▶ **What you are asked to do**
Return the count of lines that mention "olazopola", with no other words.

▶ **Record extracts**
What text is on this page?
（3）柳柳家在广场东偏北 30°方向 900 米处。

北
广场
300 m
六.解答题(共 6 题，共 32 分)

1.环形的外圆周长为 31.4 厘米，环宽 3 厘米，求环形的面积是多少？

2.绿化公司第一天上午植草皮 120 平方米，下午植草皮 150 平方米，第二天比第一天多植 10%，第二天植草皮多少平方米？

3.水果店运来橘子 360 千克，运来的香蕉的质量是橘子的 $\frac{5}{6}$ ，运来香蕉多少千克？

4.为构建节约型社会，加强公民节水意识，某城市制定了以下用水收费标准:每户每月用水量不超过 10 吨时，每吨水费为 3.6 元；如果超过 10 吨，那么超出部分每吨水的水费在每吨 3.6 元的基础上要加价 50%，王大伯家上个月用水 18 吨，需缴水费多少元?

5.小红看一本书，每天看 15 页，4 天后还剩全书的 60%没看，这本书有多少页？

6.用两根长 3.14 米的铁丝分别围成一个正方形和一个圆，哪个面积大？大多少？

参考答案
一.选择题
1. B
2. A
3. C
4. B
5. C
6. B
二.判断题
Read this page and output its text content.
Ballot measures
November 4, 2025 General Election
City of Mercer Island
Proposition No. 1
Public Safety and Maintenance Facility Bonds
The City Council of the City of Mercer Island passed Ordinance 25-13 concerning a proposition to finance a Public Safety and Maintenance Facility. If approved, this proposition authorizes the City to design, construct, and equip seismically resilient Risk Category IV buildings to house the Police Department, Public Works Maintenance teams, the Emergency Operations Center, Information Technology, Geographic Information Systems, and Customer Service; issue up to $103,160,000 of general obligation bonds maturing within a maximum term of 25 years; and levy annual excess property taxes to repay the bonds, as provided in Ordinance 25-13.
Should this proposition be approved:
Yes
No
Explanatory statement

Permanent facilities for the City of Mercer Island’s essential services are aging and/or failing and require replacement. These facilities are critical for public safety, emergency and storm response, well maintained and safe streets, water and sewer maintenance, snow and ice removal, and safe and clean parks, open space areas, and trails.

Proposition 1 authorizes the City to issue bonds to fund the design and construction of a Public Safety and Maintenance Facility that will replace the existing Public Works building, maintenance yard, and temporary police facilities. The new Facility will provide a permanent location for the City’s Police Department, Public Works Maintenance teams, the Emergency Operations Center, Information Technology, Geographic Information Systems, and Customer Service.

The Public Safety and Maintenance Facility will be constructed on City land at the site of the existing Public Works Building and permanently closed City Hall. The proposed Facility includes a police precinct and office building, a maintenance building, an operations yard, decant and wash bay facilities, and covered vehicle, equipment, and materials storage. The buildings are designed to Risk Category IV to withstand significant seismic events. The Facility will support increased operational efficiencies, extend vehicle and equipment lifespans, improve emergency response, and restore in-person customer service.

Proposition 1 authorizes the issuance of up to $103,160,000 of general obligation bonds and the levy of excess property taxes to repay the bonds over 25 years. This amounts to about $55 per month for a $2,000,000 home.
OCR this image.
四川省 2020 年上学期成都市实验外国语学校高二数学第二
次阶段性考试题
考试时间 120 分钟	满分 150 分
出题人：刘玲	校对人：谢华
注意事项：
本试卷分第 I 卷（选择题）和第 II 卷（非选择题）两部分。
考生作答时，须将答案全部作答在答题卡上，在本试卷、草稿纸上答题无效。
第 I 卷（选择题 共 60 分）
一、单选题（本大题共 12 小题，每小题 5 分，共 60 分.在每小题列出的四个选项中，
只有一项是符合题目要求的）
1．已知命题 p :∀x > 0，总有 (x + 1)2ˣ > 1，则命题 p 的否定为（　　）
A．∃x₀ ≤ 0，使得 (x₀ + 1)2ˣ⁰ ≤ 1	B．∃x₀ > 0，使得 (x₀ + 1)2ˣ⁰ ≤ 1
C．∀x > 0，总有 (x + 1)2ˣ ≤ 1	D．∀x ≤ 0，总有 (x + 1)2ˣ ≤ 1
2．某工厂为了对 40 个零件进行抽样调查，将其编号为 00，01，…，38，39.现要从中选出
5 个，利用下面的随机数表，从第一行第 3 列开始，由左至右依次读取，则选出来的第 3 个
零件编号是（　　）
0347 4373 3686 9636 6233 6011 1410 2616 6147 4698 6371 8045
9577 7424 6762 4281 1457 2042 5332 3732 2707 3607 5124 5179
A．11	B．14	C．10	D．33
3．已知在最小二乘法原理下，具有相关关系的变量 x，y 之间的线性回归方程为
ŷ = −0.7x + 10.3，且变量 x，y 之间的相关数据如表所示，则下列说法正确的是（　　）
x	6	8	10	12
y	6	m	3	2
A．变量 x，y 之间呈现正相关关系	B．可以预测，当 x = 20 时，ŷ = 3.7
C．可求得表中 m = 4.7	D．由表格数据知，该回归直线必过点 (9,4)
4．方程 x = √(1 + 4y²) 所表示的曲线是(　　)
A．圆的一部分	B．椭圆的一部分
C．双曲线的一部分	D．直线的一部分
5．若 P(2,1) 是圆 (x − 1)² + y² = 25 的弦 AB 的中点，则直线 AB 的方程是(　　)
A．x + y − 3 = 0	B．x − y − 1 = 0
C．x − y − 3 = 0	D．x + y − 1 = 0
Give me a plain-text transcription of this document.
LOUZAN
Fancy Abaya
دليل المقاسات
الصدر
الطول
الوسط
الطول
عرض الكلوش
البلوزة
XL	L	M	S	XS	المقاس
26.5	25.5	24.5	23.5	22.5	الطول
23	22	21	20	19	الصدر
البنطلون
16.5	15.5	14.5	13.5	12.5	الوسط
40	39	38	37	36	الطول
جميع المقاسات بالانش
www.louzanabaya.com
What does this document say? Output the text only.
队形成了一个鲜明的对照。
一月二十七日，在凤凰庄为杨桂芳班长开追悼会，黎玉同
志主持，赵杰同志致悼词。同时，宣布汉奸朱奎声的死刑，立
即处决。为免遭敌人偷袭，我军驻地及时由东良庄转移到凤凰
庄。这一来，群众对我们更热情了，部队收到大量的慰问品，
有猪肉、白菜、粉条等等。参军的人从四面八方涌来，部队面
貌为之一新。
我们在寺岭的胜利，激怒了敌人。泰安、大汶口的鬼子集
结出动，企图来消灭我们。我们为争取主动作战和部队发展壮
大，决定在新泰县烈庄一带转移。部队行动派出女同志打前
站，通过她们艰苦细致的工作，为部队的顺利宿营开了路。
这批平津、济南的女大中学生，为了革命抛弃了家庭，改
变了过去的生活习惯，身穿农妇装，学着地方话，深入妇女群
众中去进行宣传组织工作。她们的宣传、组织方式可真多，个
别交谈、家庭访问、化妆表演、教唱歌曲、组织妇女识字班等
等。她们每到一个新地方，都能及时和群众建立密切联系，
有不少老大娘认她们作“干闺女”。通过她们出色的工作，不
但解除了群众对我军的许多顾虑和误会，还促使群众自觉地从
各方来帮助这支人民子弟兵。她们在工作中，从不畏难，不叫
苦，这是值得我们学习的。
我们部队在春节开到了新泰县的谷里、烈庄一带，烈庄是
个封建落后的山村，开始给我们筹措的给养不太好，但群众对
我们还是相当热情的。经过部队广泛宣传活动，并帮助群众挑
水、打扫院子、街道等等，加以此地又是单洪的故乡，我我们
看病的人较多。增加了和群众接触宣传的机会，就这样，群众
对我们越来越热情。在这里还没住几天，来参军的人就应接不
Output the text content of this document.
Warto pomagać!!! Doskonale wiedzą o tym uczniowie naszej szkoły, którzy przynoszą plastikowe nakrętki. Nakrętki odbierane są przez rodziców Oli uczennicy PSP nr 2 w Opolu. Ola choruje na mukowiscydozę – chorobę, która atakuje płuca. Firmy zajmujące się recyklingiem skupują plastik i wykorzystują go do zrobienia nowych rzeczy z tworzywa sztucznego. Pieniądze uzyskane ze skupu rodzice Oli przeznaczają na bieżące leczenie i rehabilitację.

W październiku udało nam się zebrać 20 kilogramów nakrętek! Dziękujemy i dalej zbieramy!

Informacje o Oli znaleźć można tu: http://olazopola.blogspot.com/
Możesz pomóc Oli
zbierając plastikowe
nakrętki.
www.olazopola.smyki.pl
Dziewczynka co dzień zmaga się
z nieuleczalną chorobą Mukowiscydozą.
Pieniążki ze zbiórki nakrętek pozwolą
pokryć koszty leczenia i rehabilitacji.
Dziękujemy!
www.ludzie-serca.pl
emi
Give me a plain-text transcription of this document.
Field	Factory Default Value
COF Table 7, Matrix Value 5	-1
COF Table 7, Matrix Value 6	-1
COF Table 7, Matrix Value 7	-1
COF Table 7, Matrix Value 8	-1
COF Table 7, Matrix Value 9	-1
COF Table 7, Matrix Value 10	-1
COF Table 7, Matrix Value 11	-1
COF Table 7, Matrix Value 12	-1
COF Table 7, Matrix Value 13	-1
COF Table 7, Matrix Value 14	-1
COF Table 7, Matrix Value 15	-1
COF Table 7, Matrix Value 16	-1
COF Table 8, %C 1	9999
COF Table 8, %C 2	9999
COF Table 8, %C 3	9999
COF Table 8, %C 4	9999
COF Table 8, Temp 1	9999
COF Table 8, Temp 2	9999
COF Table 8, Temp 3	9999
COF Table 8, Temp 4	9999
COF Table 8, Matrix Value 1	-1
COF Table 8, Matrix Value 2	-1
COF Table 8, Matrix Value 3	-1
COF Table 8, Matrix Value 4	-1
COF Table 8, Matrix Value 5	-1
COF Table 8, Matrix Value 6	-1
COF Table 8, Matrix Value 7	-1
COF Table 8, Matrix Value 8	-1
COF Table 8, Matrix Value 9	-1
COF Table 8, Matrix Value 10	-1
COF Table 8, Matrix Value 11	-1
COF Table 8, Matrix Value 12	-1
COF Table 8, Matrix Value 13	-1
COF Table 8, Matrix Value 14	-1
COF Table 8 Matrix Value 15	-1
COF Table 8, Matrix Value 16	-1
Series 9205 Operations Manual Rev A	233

▶ **Expected answer**
2